● TASK OBJECTIVE: Spot every line with the word "Wind" and return it.

---------- DATASET EXCERPTS ----------

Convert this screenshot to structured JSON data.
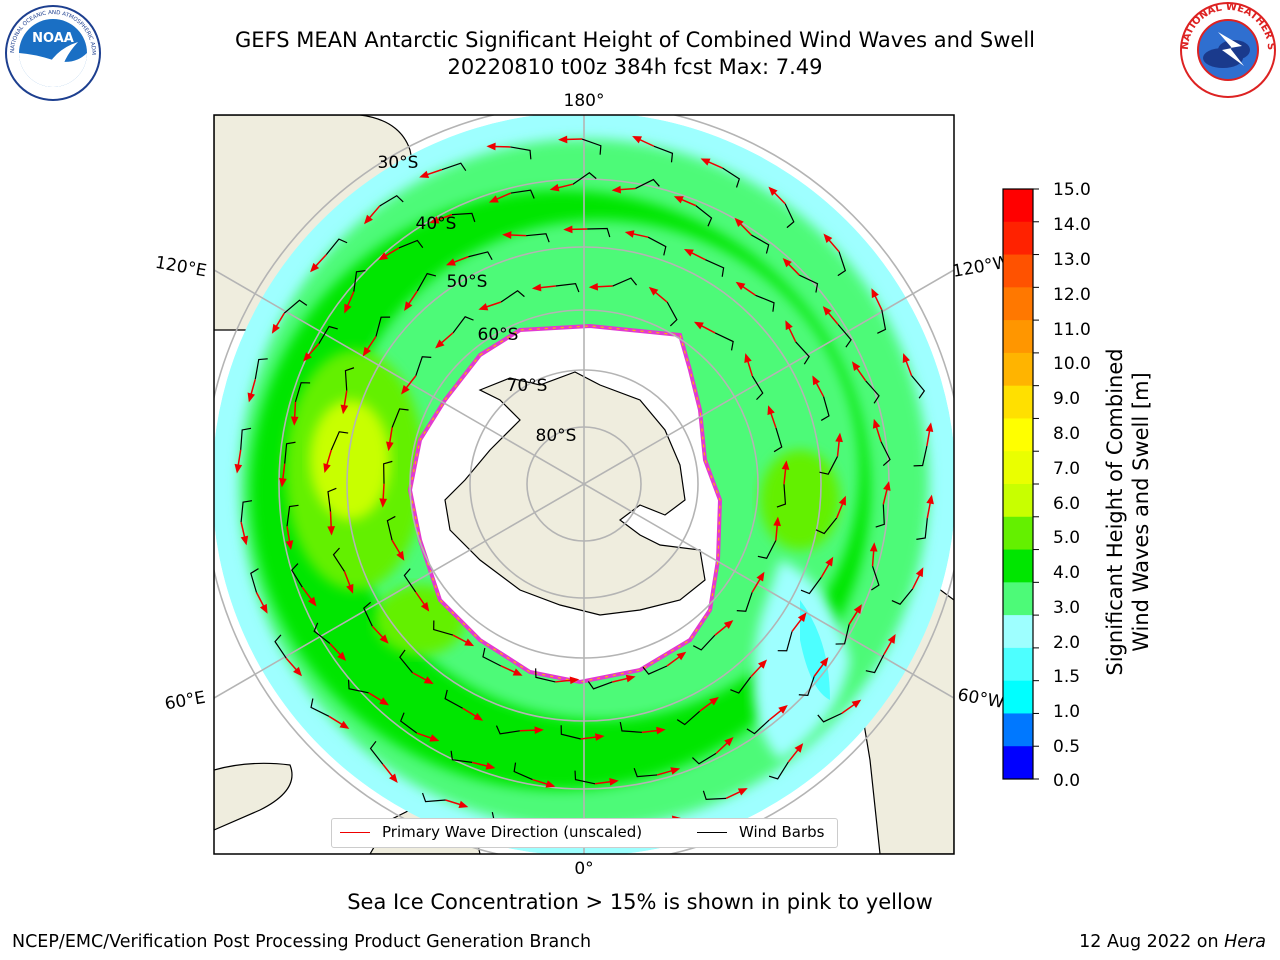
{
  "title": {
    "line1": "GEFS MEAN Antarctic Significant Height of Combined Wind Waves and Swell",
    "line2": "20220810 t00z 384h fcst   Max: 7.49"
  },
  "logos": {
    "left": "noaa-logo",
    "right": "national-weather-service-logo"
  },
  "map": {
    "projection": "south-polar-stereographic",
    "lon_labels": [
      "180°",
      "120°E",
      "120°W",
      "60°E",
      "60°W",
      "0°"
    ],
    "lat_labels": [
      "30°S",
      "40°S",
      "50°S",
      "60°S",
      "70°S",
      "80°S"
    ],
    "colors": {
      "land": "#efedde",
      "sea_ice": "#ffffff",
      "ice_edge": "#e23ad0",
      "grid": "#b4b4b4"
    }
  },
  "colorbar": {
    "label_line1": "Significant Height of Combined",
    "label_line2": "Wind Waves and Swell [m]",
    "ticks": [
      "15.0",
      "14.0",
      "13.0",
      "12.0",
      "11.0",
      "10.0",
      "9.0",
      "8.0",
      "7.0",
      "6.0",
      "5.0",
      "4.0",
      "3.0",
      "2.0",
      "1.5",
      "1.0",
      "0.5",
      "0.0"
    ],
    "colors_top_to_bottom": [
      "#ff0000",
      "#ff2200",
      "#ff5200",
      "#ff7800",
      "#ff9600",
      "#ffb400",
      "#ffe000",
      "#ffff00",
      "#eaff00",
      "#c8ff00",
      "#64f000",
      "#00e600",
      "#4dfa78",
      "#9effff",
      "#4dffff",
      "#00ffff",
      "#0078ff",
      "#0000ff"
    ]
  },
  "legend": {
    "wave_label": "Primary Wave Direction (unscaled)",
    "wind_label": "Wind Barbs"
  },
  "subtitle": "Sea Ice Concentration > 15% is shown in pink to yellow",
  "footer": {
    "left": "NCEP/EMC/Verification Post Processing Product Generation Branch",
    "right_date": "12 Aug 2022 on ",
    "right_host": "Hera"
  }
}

----------

● COMPLETE RESPONSE:
    "line1": "GEFS MEAN Antarctic Significant Height of Combined Wind Waves and Swell",
    "label_line2": "Wind Waves and Swell [m]",
    "wind_label": "Wind Barbs"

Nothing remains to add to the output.